— begin STORED DATA —

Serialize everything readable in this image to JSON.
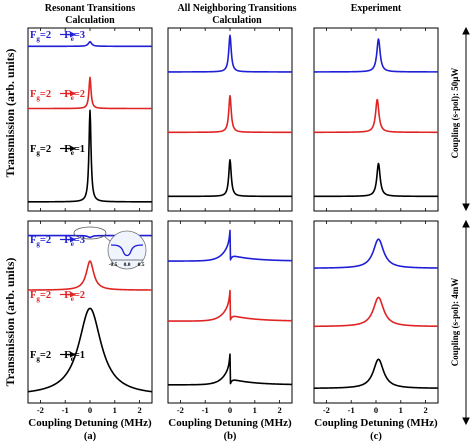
{
  "figure": {
    "y_axis_label": "Transmission (arb. units)",
    "x_axis_label": "Coupling Detuning (MHz)",
    "x_ticks": [
      "-2",
      "-1",
      "0",
      "1",
      "2"
    ],
    "column_titles": [
      [
        "Resonant Transitions",
        "Calculation"
      ],
      [
        "All Neighboring Transitions",
        "Calculation"
      ],
      [
        "Experiment"
      ]
    ],
    "subplot_labels": [
      "(a)",
      "(b)",
      "(c)"
    ],
    "row_labels": [
      "Coupling (s-pol): 50μW",
      "Coupling (s-pol): 4mW"
    ],
    "colors": {
      "Fe3": "#1f1fd6",
      "Fe2": "#e02424",
      "Fe1": "#000000"
    }
  },
  "annotations": {
    "top": [
      {
        "pre": "F",
        "pre_sub": "g",
        "mid": "=2",
        "post": "F",
        "post_sub": "e",
        "end": "=3",
        "color": "#1f1fd6"
      },
      {
        "pre": "F",
        "pre_sub": "g",
        "mid": "=2",
        "post": "F",
        "post_sub": "e",
        "end": "=2",
        "color": "#e02424"
      },
      {
        "pre": "F",
        "pre_sub": "g",
        "mid": "=2",
        "post": "F",
        "post_sub": "e",
        "end": "=1",
        "color": "#000000"
      }
    ],
    "bottom": [
      {
        "pre": "F",
        "pre_sub": "g",
        "mid": "=2",
        "post": "F",
        "post_sub": "e",
        "end": "=3",
        "color": "#1f1fd6"
      },
      {
        "pre": "F",
        "pre_sub": "g",
        "mid": "=2",
        "post": "F",
        "post_sub": "e",
        "end": "=2",
        "color": "#e02424"
      },
      {
        "pre": "F",
        "pre_sub": "g",
        "mid": "=2",
        "post": "F",
        "post_sub": "e",
        "end": "=1",
        "color": "#000000"
      }
    ],
    "inset_ticks": [
      "-0.5",
      "0.0",
      "0.5"
    ]
  },
  "chart_data": [
    {
      "type": "line",
      "panel": "top-left",
      "xlim": [
        -2.5,
        2.5
      ],
      "series": [
        {
          "line": "Fe3",
          "baseline": 0.9,
          "peaks": [
            {
              "kind": "lorentz",
              "center": 0.0,
              "amp": 0.025,
              "width": 0.08
            }
          ]
        },
        {
          "line": "Fe2",
          "baseline": 0.56,
          "peaks": [
            {
              "kind": "lorentz",
              "center": 0.0,
              "amp": 0.17,
              "width": 0.05
            }
          ]
        },
        {
          "line": "Fe1",
          "baseline": 0.05,
          "peaks": [
            {
              "kind": "lorentz",
              "center": 0.0,
              "amp": 0.5,
              "width": 0.05
            }
          ]
        }
      ]
    },
    {
      "type": "line",
      "panel": "top-middle",
      "xlim": [
        -2.5,
        2.5
      ],
      "series": [
        {
          "line": "Fe3",
          "baseline": 0.76,
          "peaks": [
            {
              "kind": "lorentz",
              "center": 0.0,
              "amp": 0.2,
              "width": 0.06
            }
          ]
        },
        {
          "line": "Fe2",
          "baseline": 0.43,
          "peaks": [
            {
              "kind": "lorentz",
              "center": 0.0,
              "amp": 0.2,
              "width": 0.06
            }
          ]
        },
        {
          "line": "Fe1",
          "baseline": 0.08,
          "peaks": [
            {
              "kind": "lorentz",
              "center": 0.0,
              "amp": 0.2,
              "width": 0.06
            }
          ]
        }
      ]
    },
    {
      "type": "line",
      "panel": "top-right",
      "xlim": [
        -2.5,
        2.5
      ],
      "series": [
        {
          "line": "Fe3",
          "baseline": 0.76,
          "peaks": [
            {
              "kind": "lorentz",
              "center": 0.1,
              "amp": 0.18,
              "width": 0.08
            }
          ]
        },
        {
          "line": "Fe2",
          "baseline": 0.43,
          "peaks": [
            {
              "kind": "lorentz",
              "center": 0.05,
              "amp": 0.18,
              "width": 0.08
            }
          ]
        },
        {
          "line": "Fe1",
          "baseline": 0.08,
          "peaks": [
            {
              "kind": "lorentz",
              "center": 0.1,
              "amp": 0.18,
              "width": 0.08
            }
          ]
        }
      ]
    },
    {
      "type": "line",
      "panel": "bottom-left",
      "xlim": [
        -2.5,
        2.5
      ],
      "series": [
        {
          "line": "Fe3",
          "baseline": 0.92,
          "peaks": [
            {
              "kind": "lorentz",
              "center": 0.0,
              "amp": -0.01,
              "width": 0.1
            }
          ]
        },
        {
          "line": "Fe2",
          "baseline": 0.62,
          "peaks": [
            {
              "kind": "lorentz",
              "center": 0.0,
              "amp": 0.16,
              "width": 0.18
            }
          ]
        },
        {
          "line": "Fe1",
          "baseline": 0.04,
          "peaks": [
            {
              "kind": "lorentz",
              "center": 0.0,
              "amp": 0.48,
              "width": 0.55
            }
          ]
        }
      ]
    },
    {
      "type": "line",
      "panel": "bottom-middle",
      "xlim": [
        -2.5,
        2.5
      ],
      "series": [
        {
          "line": "Fe3",
          "baseline": 0.78,
          "peaks": [
            {
              "kind": "fano",
              "center": 0.0,
              "amp": 0.12,
              "width": 0.6
            }
          ]
        },
        {
          "line": "Fe2",
          "baseline": 0.45,
          "peaks": [
            {
              "kind": "fano",
              "center": 0.0,
              "amp": 0.12,
              "width": 0.6
            }
          ]
        },
        {
          "line": "Fe1",
          "baseline": 0.1,
          "peaks": [
            {
              "kind": "fano",
              "center": 0.0,
              "amp": 0.12,
              "width": 0.6
            }
          ]
        }
      ]
    },
    {
      "type": "line",
      "panel": "bottom-right",
      "xlim": [
        -2.5,
        2.5
      ],
      "series": [
        {
          "line": "Fe3",
          "baseline": 0.74,
          "peaks": [
            {
              "kind": "lorentz",
              "center": 0.1,
              "amp": 0.16,
              "width": 0.25
            }
          ]
        },
        {
          "line": "Fe2",
          "baseline": 0.42,
          "peaks": [
            {
              "kind": "lorentz",
              "center": 0.1,
              "amp": 0.16,
              "width": 0.25
            }
          ]
        },
        {
          "line": "Fe1",
          "baseline": 0.08,
          "peaks": [
            {
              "kind": "lorentz",
              "center": 0.1,
              "amp": 0.16,
              "width": 0.25
            }
          ]
        }
      ]
    }
  ]
}
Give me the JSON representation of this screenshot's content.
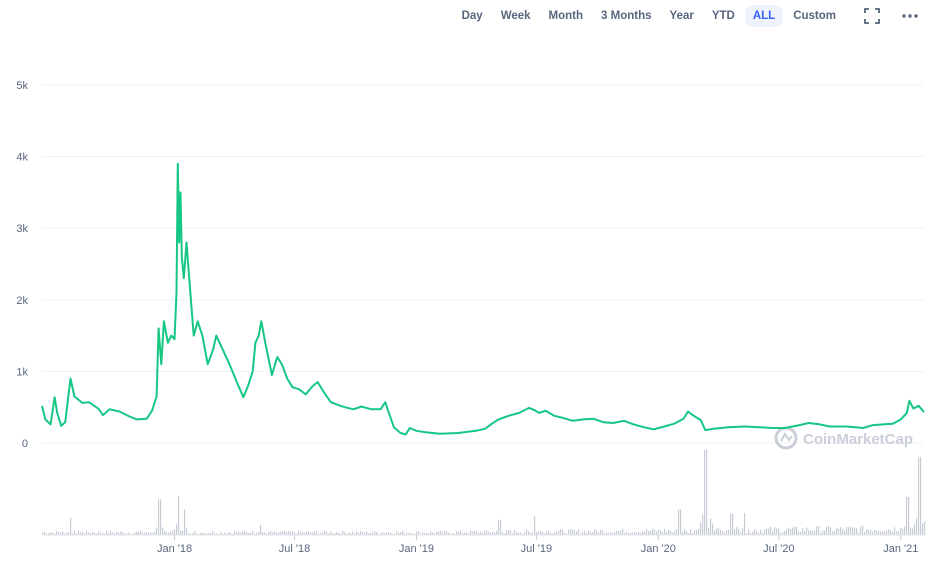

— end STORED DATA —

- _PROBLEM REQUIREMENTS_
Write out every record above exactly as it stands, but leave out the pictures.

- _EXERCISE RESPONSE_
Serialize everything readable in this image to JSON.
{
  "figure": {
    "y_axis_label": "Transmission (arb. units)",
    "x_axis_label": "Coupling Detuning (MHz)",
    "x_ticks": [
      "-2",
      "-1",
      "0",
      "1",
      "2"
    ],
    "column_titles": [
      [
        "Resonant Transitions",
        "Calculation"
      ],
      [
        "All Neighboring Transitions",
        "Calculation"
      ],
      [
        "Experiment"
      ]
    ],
    "subplot_labels": [
      "(a)",
      "(b)",
      "(c)"
    ],
    "row_labels": [
      "Coupling (s-pol): 50μW",
      "Coupling (s-pol): 4mW"
    ],
    "colors": {
      "Fe3": "#1f1fd6",
      "Fe2": "#e02424",
      "Fe1": "#000000"
    }
  },
  "annotations": {
    "top": [
      {
        "pre": "F",
        "pre_sub": "g",
        "mid": "=2",
        "post": "F",
        "post_sub": "e",
        "end": "=3",
        "color": "#1f1fd6"
      },
      {
        "pre": "F",
        "pre_sub": "g",
        "mid": "=2",
        "post": "F",
        "post_sub": "e",
        "end": "=2",
        "color": "#e02424"
      },
      {
        "pre": "F",
        "pre_sub": "g",
        "mid": "=2",
        "post": "F",
        "post_sub": "e",
        "end": "=1",
        "color": "#000000"
      }
    ],
    "bottom": [
      {
        "pre": "F",
        "pre_sub": "g",
        "mid": "=2",
        "post": "F",
        "post_sub": "e",
        "end": "=3",
        "color": "#1f1fd6"
      },
      {
        "pre": "F",
        "pre_sub": "g",
        "mid": "=2",
        "post": "F",
        "post_sub": "e",
        "end": "=2",
        "color": "#e02424"
      },
      {
        "pre": "F",
        "pre_sub": "g",
        "mid": "=2",
        "post": "F",
        "post_sub": "e",
        "end": "=1",
        "color": "#000000"
      }
    ],
    "inset_ticks": [
      "-0.5",
      "0.0",
      "0.5"
    ]
  },
  "chart_data": [
    {
      "type": "line",
      "panel": "top-left",
      "xlim": [
        -2.5,
        2.5
      ],
      "series": [
        {
          "line": "Fe3",
          "baseline": 0.9,
          "peaks": [
            {
              "kind": "lorentz",
              "center": 0.0,
              "amp": 0.025,
              "width": 0.08
            }
          ]
        },
        {
          "line": "Fe2",
          "baseline": 0.56,
          "peaks": [
            {
              "kind": "lorentz",
              "center": 0.0,
              "amp": 0.17,
              "width": 0.05
            }
          ]
        },
        {
          "line": "Fe1",
          "baseline": 0.05,
          "peaks": [
            {
              "kind": "lorentz",
              "center": 0.0,
              "amp": 0.5,
              "width": 0.05
            }
          ]
        }
      ]
    },
    {
      "type": "line",
      "panel": "top-middle",
      "xlim": [
        -2.5,
        2.5
      ],
      "series": [
        {
          "line": "Fe3",
          "baseline": 0.76,
          "peaks": [
            {
              "kind": "lorentz",
              "center": 0.0,
              "amp": 0.2,
              "width": 0.06
            }
          ]
        },
        {
          "line": "Fe2",
          "baseline": 0.43,
          "peaks": [
            {
              "kind": "lorentz",
              "center": 0.0,
              "amp": 0.2,
              "width": 0.06
            }
          ]
        },
        {
          "line": "Fe1",
          "baseline": 0.08,
          "peaks": [
            {
              "kind": "lorentz",
              "center": 0.0,
              "amp": 0.2,
              "width": 0.06
            }
          ]
        }
      ]
    },
    {
      "type": "line",
      "panel": "top-right",
      "xlim": [
        -2.5,
        2.5
      ],
      "series": [
        {
          "line": "Fe3",
          "baseline": 0.76,
          "peaks": [
            {
              "kind": "lorentz",
              "center": 0.1,
              "amp": 0.18,
              "width": 0.08
            }
          ]
        },
        {
          "line": "Fe2",
          "baseline": 0.43,
          "peaks": [
            {
              "kind": "lorentz",
              "center": 0.05,
              "amp": 0.18,
              "width": 0.08
            }
          ]
        },
        {
          "line": "Fe1",
          "baseline": 0.08,
          "peaks": [
            {
              "kind": "lorentz",
              "center": 0.1,
              "amp": 0.18,
              "width": 0.08
            }
          ]
        }
      ]
    },
    {
      "type": "line",
      "panel": "bottom-left",
      "xlim": [
        -2.5,
        2.5
      ],
      "series": [
        {
          "line": "Fe3",
          "baseline": 0.92,
          "peaks": [
            {
              "kind": "lorentz",
              "center": 0.0,
              "amp": -0.01,
              "width": 0.1
            }
          ]
        },
        {
          "line": "Fe2",
          "baseline": 0.62,
          "peaks": [
            {
              "kind": "lorentz",
              "center": 0.0,
              "amp": 0.16,
              "width": 0.18
            }
          ]
        },
        {
          "line": "Fe1",
          "baseline": 0.04,
          "peaks": [
            {
              "kind": "lorentz",
              "center": 0.0,
              "amp": 0.48,
              "width": 0.55
            }
          ]
        }
      ]
    },
    {
      "type": "line",
      "panel": "bottom-middle",
      "xlim": [
        -2.5,
        2.5
      ],
      "series": [
        {
          "line": "Fe3",
          "baseline": 0.78,
          "peaks": [
            {
              "kind": "fano",
              "center": 0.0,
              "amp": 0.12,
              "width": 0.6
            }
          ]
        },
        {
          "line": "Fe2",
          "baseline": 0.45,
          "peaks": [
            {
              "kind": "fano",
              "center": 0.0,
              "amp": 0.12,
              "width": 0.6
            }
          ]
        },
        {
          "line": "Fe1",
          "baseline": 0.1,
          "peaks": [
            {
              "kind": "fano",
              "center": 0.0,
              "amp": 0.12,
              "width": 0.6
            }
          ]
        }
      ]
    },
    {
      "type": "line",
      "panel": "bottom-right",
      "xlim": [
        -2.5,
        2.5
      ],
      "series": [
        {
          "line": "Fe3",
          "baseline": 0.74,
          "peaks": [
            {
              "kind": "lorentz",
              "center": 0.1,
              "amp": 0.16,
              "width": 0.25
            }
          ]
        },
        {
          "line": "Fe2",
          "baseline": 0.42,
          "peaks": [
            {
              "kind": "lorentz",
              "center": 0.1,
              "amp": 0.16,
              "width": 0.25
            }
          ]
        },
        {
          "line": "Fe1",
          "baseline": 0.08,
          "peaks": [
            {
              "kind": "lorentz",
              "center": 0.1,
              "amp": 0.16,
              "width": 0.25
            }
          ]
        }
      ]
    }
  ]
}
Give me the JSON representation of this screenshot's content.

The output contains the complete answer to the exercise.